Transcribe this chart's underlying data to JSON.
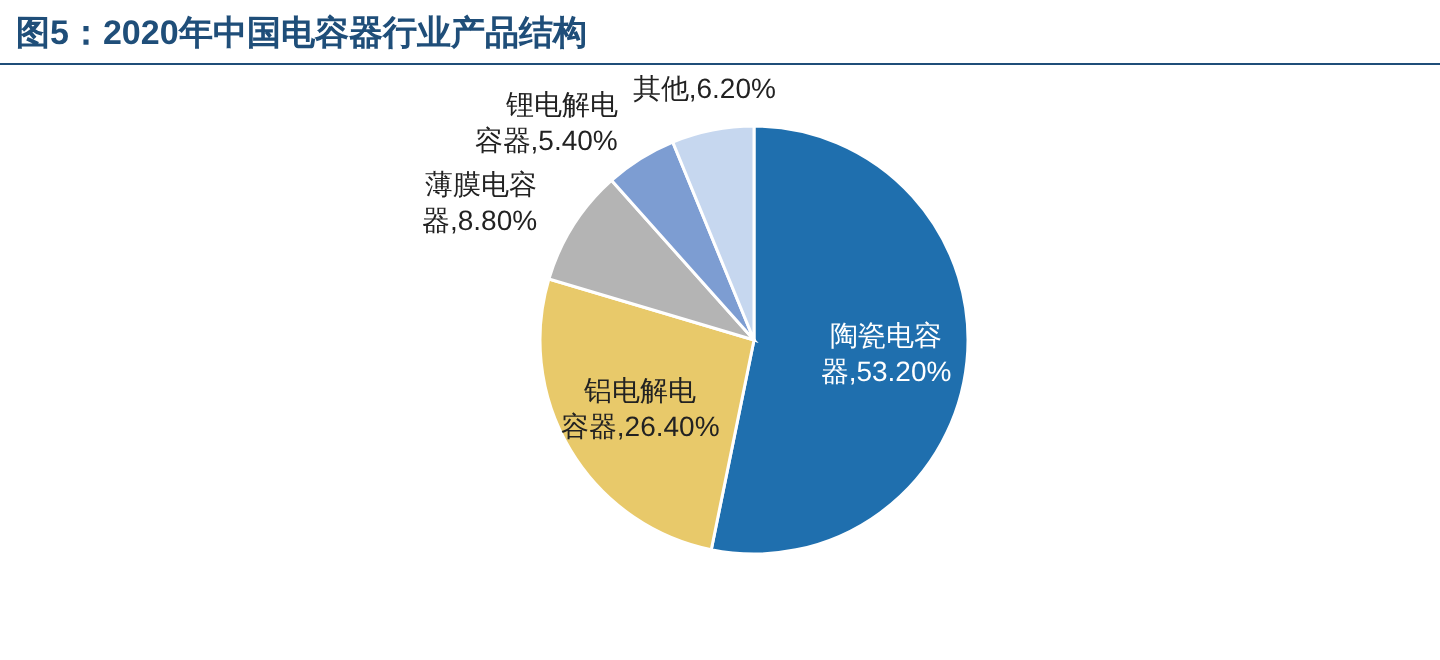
{
  "chart_data": {
    "type": "pie",
    "title": "图5：2020年中国电容器行业产品结构",
    "categories": [
      "陶瓷电容器",
      "铝电解电容器",
      "薄膜电容器",
      "锂电解电容器",
      "其他"
    ],
    "values": [
      53.2,
      26.4,
      8.8,
      5.4,
      6.2
    ],
    "value_labels": [
      "53.20%",
      "26.40%",
      "8.80%",
      "5.40%",
      "6.20%"
    ],
    "colors": [
      "#1f6fae",
      "#e8c96a",
      "#b4b4b4",
      "#7d9dd2",
      "#c6d7ef"
    ]
  }
}
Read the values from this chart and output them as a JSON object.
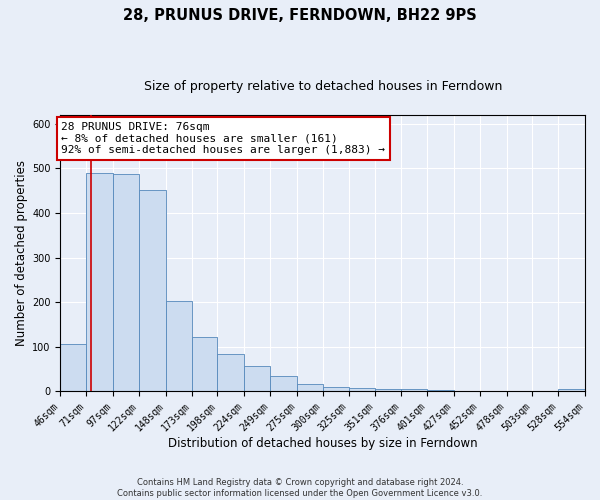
{
  "title": "28, PRUNUS DRIVE, FERNDOWN, BH22 9PS",
  "subtitle": "Size of property relative to detached houses in Ferndown",
  "xlabel": "Distribution of detached houses by size in Ferndown",
  "ylabel": "Number of detached properties",
  "bin_edges": [
    46,
    71,
    97,
    122,
    148,
    173,
    198,
    224,
    249,
    275,
    300,
    325,
    351,
    376,
    401,
    427,
    452,
    478,
    503,
    528,
    554
  ],
  "bin_heights": [
    105,
    490,
    488,
    452,
    202,
    121,
    83,
    57,
    35,
    17,
    10,
    8,
    5,
    5,
    3,
    0,
    0,
    0,
    0,
    5
  ],
  "bar_facecolor": "#ccdcf0",
  "bar_edgecolor": "#5588bb",
  "property_line_x": 76,
  "property_line_color": "#cc0000",
  "annotation_title": "28 PRUNUS DRIVE: 76sqm",
  "annotation_line1": "← 8% of detached houses are smaller (161)",
  "annotation_line2": "92% of semi-detached houses are larger (1,883) →",
  "annotation_box_facecolor": "#ffffff",
  "annotation_box_edgecolor": "#cc0000",
  "ylim": [
    0,
    620
  ],
  "tick_labels": [
    "46sqm",
    "71sqm",
    "97sqm",
    "122sqm",
    "148sqm",
    "173sqm",
    "198sqm",
    "224sqm",
    "249sqm",
    "275sqm",
    "300sqm",
    "325sqm",
    "351sqm",
    "376sqm",
    "401sqm",
    "427sqm",
    "452sqm",
    "478sqm",
    "503sqm",
    "528sqm",
    "554sqm"
  ],
  "footer_line1": "Contains HM Land Registry data © Crown copyright and database right 2024.",
  "footer_line2": "Contains public sector information licensed under the Open Government Licence v3.0.",
  "background_color": "#e8eef8",
  "grid_color": "#ffffff",
  "title_fontsize": 10.5,
  "subtitle_fontsize": 9,
  "axis_label_fontsize": 8.5,
  "tick_fontsize": 7,
  "annotation_fontsize": 8,
  "footer_fontsize": 6
}
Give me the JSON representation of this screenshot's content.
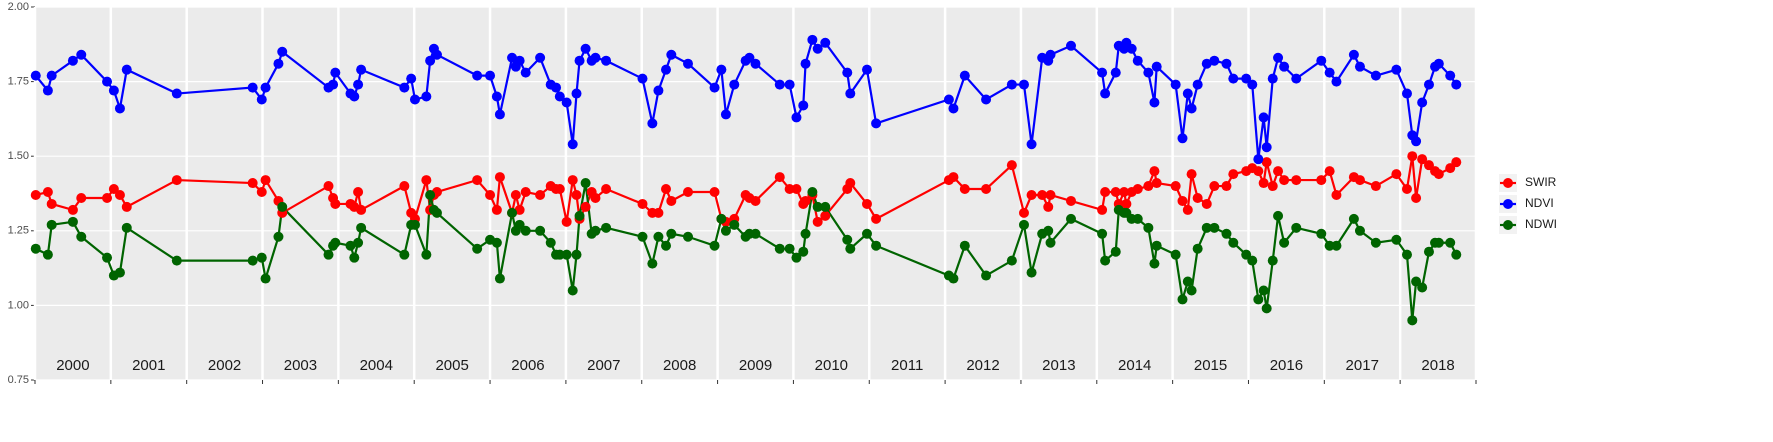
{
  "chart_data": {
    "type": "line",
    "x": [
      2000.01,
      2000.17,
      2000.22,
      2000.5,
      2000.61,
      2000.95,
      2001.04,
      2001.12,
      2001.21,
      2001.87,
      2002.87,
      2002.99,
      2003.04,
      2003.21,
      2003.26,
      2003.87,
      2003.93,
      2003.96,
      2004.16,
      2004.21,
      2004.26,
      2004.3,
      2004.87,
      2004.96,
      2005.01,
      2005.16,
      2005.21,
      2005.26,
      2005.3,
      2005.83,
      2006.0,
      2006.09,
      2006.13,
      2006.29,
      2006.34,
      2006.39,
      2006.47,
      2006.66,
      2006.8,
      2006.87,
      2006.92,
      2007.01,
      2007.09,
      2007.14,
      2007.18,
      2007.26,
      2007.34,
      2007.39,
      2007.53,
      2008.01,
      2008.14,
      2008.22,
      2008.32,
      2008.39,
      2008.61,
      2008.96,
      2009.05,
      2009.11,
      2009.22,
      2009.37,
      2009.42,
      2009.5,
      2009.82,
      2009.95,
      2010.04,
      2010.13,
      2010.16,
      2010.25,
      2010.32,
      2010.42,
      2010.71,
      2010.75,
      2010.97,
      2011.09,
      2012.05,
      2012.11,
      2012.26,
      2012.54,
      2012.88,
      2013.04,
      2013.14,
      2013.28,
      2013.36,
      2013.39,
      2013.66,
      2014.07,
      2014.11,
      2014.25,
      2014.29,
      2014.36,
      2014.39,
      2014.46,
      2014.54,
      2014.68,
      2014.76,
      2014.79,
      2015.04,
      2015.13,
      2015.2,
      2015.25,
      2015.33,
      2015.45,
      2015.55,
      2015.71,
      2015.8,
      2015.97,
      2016.05,
      2016.13,
      2016.2,
      2016.24,
      2016.32,
      2016.39,
      2016.47,
      2016.63,
      2016.96,
      2017.07,
      2017.16,
      2017.39,
      2017.47,
      2017.68,
      2017.95,
      2018.09,
      2018.16,
      2018.21,
      2018.29,
      2018.38,
      2018.46,
      2018.51,
      2018.66,
      2018.74
    ],
    "series": [
      {
        "name": "SWIR",
        "color": "#ff0000",
        "values": [
          1.37,
          1.38,
          1.34,
          1.32,
          1.36,
          1.36,
          1.39,
          1.37,
          1.33,
          1.42,
          1.41,
          1.38,
          1.42,
          1.35,
          1.31,
          1.4,
          1.36,
          1.34,
          1.34,
          1.33,
          1.38,
          1.32,
          1.4,
          1.31,
          1.29,
          1.42,
          1.32,
          1.37,
          1.38,
          1.42,
          1.37,
          1.32,
          1.43,
          1.31,
          1.37,
          1.32,
          1.38,
          1.37,
          1.4,
          1.39,
          1.39,
          1.28,
          1.42,
          1.37,
          1.29,
          1.33,
          1.38,
          1.36,
          1.39,
          1.34,
          1.31,
          1.31,
          1.39,
          1.35,
          1.38,
          1.38,
          1.29,
          1.28,
          1.29,
          1.37,
          1.36,
          1.35,
          1.43,
          1.39,
          1.39,
          1.34,
          1.35,
          1.37,
          1.28,
          1.3,
          1.39,
          1.41,
          1.34,
          1.29,
          1.42,
          1.43,
          1.39,
          1.39,
          1.47,
          1.31,
          1.37,
          1.37,
          1.33,
          1.37,
          1.35,
          1.32,
          1.38,
          1.38,
          1.34,
          1.38,
          1.34,
          1.38,
          1.39,
          1.4,
          1.45,
          1.41,
          1.4,
          1.35,
          1.32,
          1.44,
          1.36,
          1.34,
          1.4,
          1.4,
          1.44,
          1.45,
          1.46,
          1.45,
          1.41,
          1.48,
          1.4,
          1.45,
          1.42,
          1.42,
          1.42,
          1.45,
          1.37,
          1.43,
          1.42,
          1.4,
          1.44,
          1.39,
          1.5,
          1.36,
          1.49,
          1.47,
          1.45,
          1.44,
          1.46,
          1.48
        ]
      },
      {
        "name": "NDVI",
        "color": "#0000ff",
        "values": [
          1.77,
          1.72,
          1.77,
          1.82,
          1.84,
          1.75,
          1.72,
          1.66,
          1.79,
          1.71,
          1.73,
          1.69,
          1.73,
          1.81,
          1.85,
          1.73,
          1.74,
          1.78,
          1.71,
          1.7,
          1.74,
          1.79,
          1.73,
          1.76,
          1.69,
          1.7,
          1.82,
          1.86,
          1.84,
          1.77,
          1.77,
          1.7,
          1.64,
          1.83,
          1.8,
          1.82,
          1.78,
          1.83,
          1.74,
          1.73,
          1.7,
          1.68,
          1.54,
          1.71,
          1.82,
          1.86,
          1.82,
          1.83,
          1.82,
          1.76,
          1.61,
          1.72,
          1.79,
          1.84,
          1.81,
          1.73,
          1.79,
          1.64,
          1.74,
          1.82,
          1.83,
          1.81,
          1.74,
          1.74,
          1.63,
          1.67,
          1.81,
          1.89,
          1.86,
          1.88,
          1.78,
          1.71,
          1.79,
          1.61,
          1.69,
          1.66,
          1.77,
          1.69,
          1.74,
          1.74,
          1.54,
          1.83,
          1.82,
          1.84,
          1.87,
          1.78,
          1.71,
          1.78,
          1.87,
          1.86,
          1.88,
          1.86,
          1.82,
          1.78,
          1.68,
          1.8,
          1.74,
          1.56,
          1.71,
          1.66,
          1.74,
          1.81,
          1.82,
          1.81,
          1.76,
          1.76,
          1.74,
          1.49,
          1.63,
          1.53,
          1.76,
          1.83,
          1.8,
          1.76,
          1.82,
          1.78,
          1.75,
          1.84,
          1.8,
          1.77,
          1.79,
          1.71,
          1.57,
          1.55,
          1.68,
          1.74,
          1.8,
          1.81,
          1.77,
          1.74
        ]
      },
      {
        "name": "NDWI",
        "color": "#006400",
        "values": [
          1.19,
          1.17,
          1.27,
          1.28,
          1.23,
          1.16,
          1.1,
          1.11,
          1.26,
          1.15,
          1.15,
          1.16,
          1.09,
          1.23,
          1.33,
          1.17,
          1.2,
          1.21,
          1.2,
          1.16,
          1.21,
          1.26,
          1.17,
          1.27,
          1.27,
          1.17,
          1.37,
          1.32,
          1.31,
          1.19,
          1.22,
          1.21,
          1.09,
          1.31,
          1.25,
          1.27,
          1.25,
          1.25,
          1.21,
          1.17,
          1.17,
          1.17,
          1.05,
          1.17,
          1.3,
          1.41,
          1.24,
          1.25,
          1.26,
          1.23,
          1.14,
          1.23,
          1.2,
          1.24,
          1.23,
          1.2,
          1.29,
          1.25,
          1.27,
          1.23,
          1.24,
          1.24,
          1.19,
          1.19,
          1.16,
          1.18,
          1.24,
          1.38,
          1.33,
          1.33,
          1.22,
          1.19,
          1.24,
          1.2,
          1.1,
          1.09,
          1.2,
          1.1,
          1.15,
          1.27,
          1.11,
          1.24,
          1.25,
          1.21,
          1.29,
          1.24,
          1.15,
          1.18,
          1.32,
          1.31,
          1.31,
          1.29,
          1.29,
          1.26,
          1.14,
          1.2,
          1.17,
          1.02,
          1.08,
          1.05,
          1.19,
          1.26,
          1.26,
          1.24,
          1.21,
          1.17,
          1.15,
          1.02,
          1.05,
          0.99,
          1.15,
          1.3,
          1.21,
          1.26,
          1.24,
          1.2,
          1.2,
          1.29,
          1.25,
          1.21,
          1.22,
          1.17,
          0.95,
          1.08,
          1.06,
          1.18,
          1.21,
          1.21,
          1.21,
          1.17
        ]
      }
    ],
    "xlim": [
      2000,
      2019
    ],
    "xticks": [
      2000,
      2001,
      2002,
      2003,
      2004,
      2005,
      2006,
      2007,
      2008,
      2009,
      2010,
      2011,
      2012,
      2013,
      2014,
      2015,
      2016,
      2017,
      2018,
      2019
    ],
    "year_labels": [
      2000,
      2001,
      2002,
      2003,
      2004,
      2005,
      2006,
      2007,
      2008,
      2009,
      2010,
      2011,
      2012,
      2013,
      2014,
      2015,
      2016,
      2017,
      2018
    ],
    "ylim": [
      0.75,
      2
    ],
    "yticks": [
      0.75,
      {
        "value": 1,
        "label": "1.00"
      },
      1.25,
      {
        "value": 1.5,
        "label": "1.50"
      },
      1.75,
      {
        "value": 2,
        "label": "2.00"
      }
    ],
    "grid": true,
    "legend": "right"
  }
}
________________
_Directions_. Your answer should be a single number: the count of lines in the listing that contain the word "this".

_Exercise result_. 3